What this task involves — Write every record out again exactly, and keep images out of it.

Material supplied —
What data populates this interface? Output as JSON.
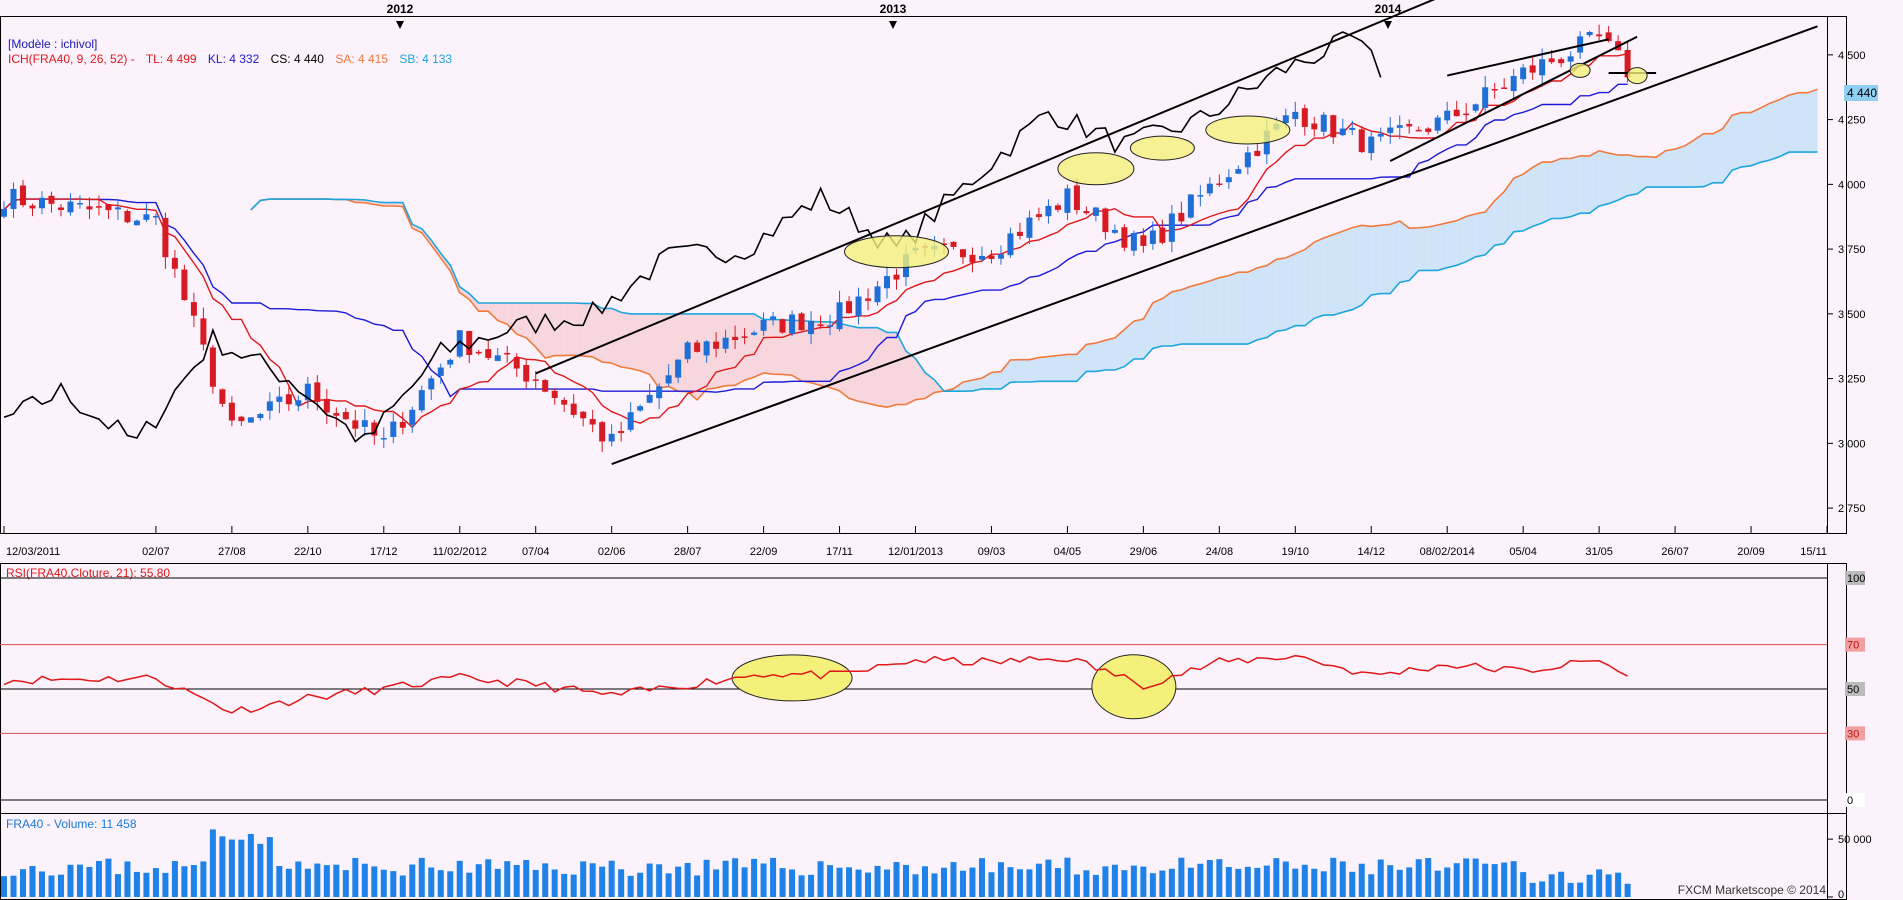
{
  "header": {
    "model_label": "[Modèle : ichivol]",
    "ichimoku": {
      "name": "ICH(FRA40, 9, 26, 52) -",
      "tl": "TL: 4 499",
      "kl": "KL: 4 332",
      "cs": "CS: 4 440",
      "sa": "SA: 4 415",
      "sb": "SB: 4 133"
    },
    "years": [
      "2012",
      "2013",
      "2014"
    ]
  },
  "colors": {
    "background": "#fcf2fc",
    "up": "#1f6fd6",
    "down": "#d81a22",
    "tenkan": "#e01818",
    "kijun": "#1c1cd8",
    "chikou": "#000000",
    "span_a": "#f07a3c",
    "span_b": "#1ca6dc",
    "cloud_bull": "#cfe4f8",
    "cloud_bear": "#f8d6de",
    "rsi": "#e01818",
    "volume": "#1f82e8",
    "highlight": "#f4f07a"
  },
  "price_axis": {
    "ticks": [
      "4 500",
      "4 250",
      "4 000",
      "3 750",
      "3 500",
      "3 250",
      "3 000",
      "2 750"
    ],
    "current": "4 440"
  },
  "x_axis": {
    "labels": [
      "12/03/2011",
      "02/07",
      "27/08",
      "22/10",
      "17/12",
      "11/02/2012",
      "07/04",
      "02/06",
      "28/07",
      "22/09",
      "17/11",
      "12/01/2013",
      "09/03",
      "04/05",
      "29/06",
      "24/08",
      "19/10",
      "14/12",
      "08/02/2014",
      "05/04",
      "31/05",
      "26/07",
      "20/09",
      "15/11"
    ]
  },
  "rsi_panel": {
    "title": "RSI(FRA40,Cloture, 21): 55,80",
    "ticks": [
      "100",
      "70",
      "50",
      "30",
      "0"
    ]
  },
  "volume_panel": {
    "title": "FRA40 - Volume: 11 458",
    "ticks": [
      "50 000",
      "0"
    ]
  },
  "watermark": "FXCM Marketscope © 2014",
  "chart_data": {
    "type": "candlestick",
    "instrument": "FRA40",
    "timeframe": "weekly",
    "x_range": [
      "2011-03-12",
      "2014-11-15"
    ],
    "price_ylim": [
      2650,
      4650
    ],
    "price_keypoints": [
      {
        "date": "2011-03-12",
        "close": 3950
      },
      {
        "date": "2011-07-02",
        "close": 3860
      },
      {
        "date": "2011-08-27",
        "close": 3050
      },
      {
        "date": "2011-10-22",
        "close": 3200
      },
      {
        "date": "2011-12-17",
        "close": 3000
      },
      {
        "date": "2012-02-11",
        "close": 3400
      },
      {
        "date": "2012-04-07",
        "close": 3250
      },
      {
        "date": "2012-06-02",
        "close": 3000
      },
      {
        "date": "2012-07-28",
        "close": 3350
      },
      {
        "date": "2012-09-22",
        "close": 3450
      },
      {
        "date": "2012-11-17",
        "close": 3500
      },
      {
        "date": "2013-01-12",
        "close": 3720
      },
      {
        "date": "2013-03-09",
        "close": 3750
      },
      {
        "date": "2013-05-04",
        "close": 3950
      },
      {
        "date": "2013-06-29",
        "close": 3750
      },
      {
        "date": "2013-08-24",
        "close": 4020
      },
      {
        "date": "2013-10-19",
        "close": 4280
      },
      {
        "date": "2013-12-14",
        "close": 4150
      },
      {
        "date": "2014-02-08",
        "close": 4250
      },
      {
        "date": "2014-04-05",
        "close": 4430
      },
      {
        "date": "2014-05-31",
        "close": 4560
      },
      {
        "date": "2014-06-21",
        "close": 4440
      }
    ],
    "indicators": {
      "tenkan": 4499,
      "kijun": 4332,
      "chikou": 4440,
      "senkou_a": 4415,
      "senkou_b": 4133
    },
    "rsi": {
      "period": 21,
      "last": 55.8,
      "ylim": [
        0,
        100
      ],
      "levels": [
        30,
        50,
        70
      ],
      "keypoints": [
        {
          "date": "2011-03-12",
          "value": 54
        },
        {
          "date": "2011-07-02",
          "value": 55
        },
        {
          "date": "2011-08-27",
          "value": 40
        },
        {
          "date": "2011-10-22",
          "value": 46
        },
        {
          "date": "2011-12-17",
          "value": 50
        },
        {
          "date": "2012-02-11",
          "value": 55
        },
        {
          "date": "2012-04-07",
          "value": 52
        },
        {
          "date": "2012-06-02",
          "value": 47
        },
        {
          "date": "2012-07-28",
          "value": 52
        },
        {
          "date": "2012-09-22",
          "value": 57
        },
        {
          "date": "2012-11-17",
          "value": 56
        },
        {
          "date": "2013-01-12",
          "value": 63
        },
        {
          "date": "2013-03-09",
          "value": 62
        },
        {
          "date": "2013-05-04",
          "value": 64
        },
        {
          "date": "2013-06-29",
          "value": 52
        },
        {
          "date": "2013-08-24",
          "value": 62
        },
        {
          "date": "2013-10-19",
          "value": 65
        },
        {
          "date": "2013-12-14",
          "value": 56
        },
        {
          "date": "2014-02-08",
          "value": 61
        },
        {
          "date": "2014-04-05",
          "value": 58
        },
        {
          "date": "2014-05-31",
          "value": 63
        },
        {
          "date": "2014-06-21",
          "value": 55.8
        }
      ]
    },
    "volume": {
      "last": 11458,
      "ylim": [
        0,
        70000
      ]
    }
  }
}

Final result —
What data populates this interface? Output as JSON.
{
  "header": {
    "model_label": "[Modèle : ichivol]",
    "ichimoku": {
      "name": "ICH(FRA40, 9, 26, 52) -",
      "tl": "TL: 4 499",
      "kl": "KL: 4 332",
      "cs": "CS: 4 440",
      "sa": "SA: 4 415",
      "sb": "SB: 4 133"
    },
    "years": [
      "2012",
      "2013",
      "2014"
    ]
  },
  "colors": {
    "background": "#fcf2fc",
    "up": "#1f6fd6",
    "down": "#d81a22",
    "tenkan": "#e01818",
    "kijun": "#1c1cd8",
    "chikou": "#000000",
    "span_a": "#f07a3c",
    "span_b": "#1ca6dc",
    "cloud_bull": "#cfe4f8",
    "cloud_bear": "#f8d6de",
    "rsi": "#e01818",
    "volume": "#1f82e8",
    "highlight": "#f4f07a"
  },
  "price_axis": {
    "ticks": [
      "4 500",
      "4 250",
      "4 000",
      "3 750",
      "3 500",
      "3 250",
      "3 000",
      "2 750"
    ],
    "current": "4 440"
  },
  "x_axis": {
    "labels": [
      "12/03/2011",
      "02/07",
      "27/08",
      "22/10",
      "17/12",
      "11/02/2012",
      "07/04",
      "02/06",
      "28/07",
      "22/09",
      "17/11",
      "12/01/2013",
      "09/03",
      "04/05",
      "29/06",
      "24/08",
      "19/10",
      "14/12",
      "08/02/2014",
      "05/04",
      "31/05",
      "26/07",
      "20/09",
      "15/11"
    ]
  },
  "rsi_panel": {
    "title": "RSI(FRA40,Cloture, 21): 55,80",
    "ticks": [
      "100",
      "70",
      "50",
      "30",
      "0"
    ]
  },
  "volume_panel": {
    "title": "FRA40 - Volume: 11 458",
    "ticks": [
      "50 000",
      "0"
    ]
  },
  "watermark": "FXCM Marketscope © 2014",
  "chart_data": {
    "type": "candlestick",
    "instrument": "FRA40",
    "timeframe": "weekly",
    "x_range": [
      "2011-03-12",
      "2014-11-15"
    ],
    "price_ylim": [
      2650,
      4650
    ],
    "price_keypoints": [
      {
        "date": "2011-03-12",
        "close": 3950
      },
      {
        "date": "2011-07-02",
        "close": 3860
      },
      {
        "date": "2011-08-27",
        "close": 3050
      },
      {
        "date": "2011-10-22",
        "close": 3200
      },
      {
        "date": "2011-12-17",
        "close": 3000
      },
      {
        "date": "2012-02-11",
        "close": 3400
      },
      {
        "date": "2012-04-07",
        "close": 3250
      },
      {
        "date": "2012-06-02",
        "close": 3000
      },
      {
        "date": "2012-07-28",
        "close": 3350
      },
      {
        "date": "2012-09-22",
        "close": 3450
      },
      {
        "date": "2012-11-17",
        "close": 3500
      },
      {
        "date": "2013-01-12",
        "close": 3720
      },
      {
        "date": "2013-03-09",
        "close": 3750
      },
      {
        "date": "2013-05-04",
        "close": 3950
      },
      {
        "date": "2013-06-29",
        "close": 3750
      },
      {
        "date": "2013-08-24",
        "close": 4020
      },
      {
        "date": "2013-10-19",
        "close": 4280
      },
      {
        "date": "2013-12-14",
        "close": 4150
      },
      {
        "date": "2014-02-08",
        "close": 4250
      },
      {
        "date": "2014-04-05",
        "close": 4430
      },
      {
        "date": "2014-05-31",
        "close": 4560
      },
      {
        "date": "2014-06-21",
        "close": 4440
      }
    ],
    "indicators": {
      "tenkan": 4499,
      "kijun": 4332,
      "chikou": 4440,
      "senkou_a": 4415,
      "senkou_b": 4133
    },
    "rsi": {
      "period": 21,
      "last": 55.8,
      "ylim": [
        0,
        100
      ],
      "levels": [
        30,
        50,
        70
      ],
      "keypoints": [
        {
          "date": "2011-03-12",
          "value": 54
        },
        {
          "date": "2011-07-02",
          "value": 55
        },
        {
          "date": "2011-08-27",
          "value": 40
        },
        {
          "date": "2011-10-22",
          "value": 46
        },
        {
          "date": "2011-12-17",
          "value": 50
        },
        {
          "date": "2012-02-11",
          "value": 55
        },
        {
          "date": "2012-04-07",
          "value": 52
        },
        {
          "date": "2012-06-02",
          "value": 47
        },
        {
          "date": "2012-07-28",
          "value": 52
        },
        {
          "date": "2012-09-22",
          "value": 57
        },
        {
          "date": "2012-11-17",
          "value": 56
        },
        {
          "date": "2013-01-12",
          "value": 63
        },
        {
          "date": "2013-03-09",
          "value": 62
        },
        {
          "date": "2013-05-04",
          "value": 64
        },
        {
          "date": "2013-06-29",
          "value": 52
        },
        {
          "date": "2013-08-24",
          "value": 62
        },
        {
          "date": "2013-10-19",
          "value": 65
        },
        {
          "date": "2013-12-14",
          "value": 56
        },
        {
          "date": "2014-02-08",
          "value": 61
        },
        {
          "date": "2014-04-05",
          "value": 58
        },
        {
          "date": "2014-05-31",
          "value": 63
        },
        {
          "date": "2014-06-21",
          "value": 55.8
        }
      ]
    },
    "volume": {
      "last": 11458,
      "ylim": [
        0,
        70000
      ]
    }
  }
}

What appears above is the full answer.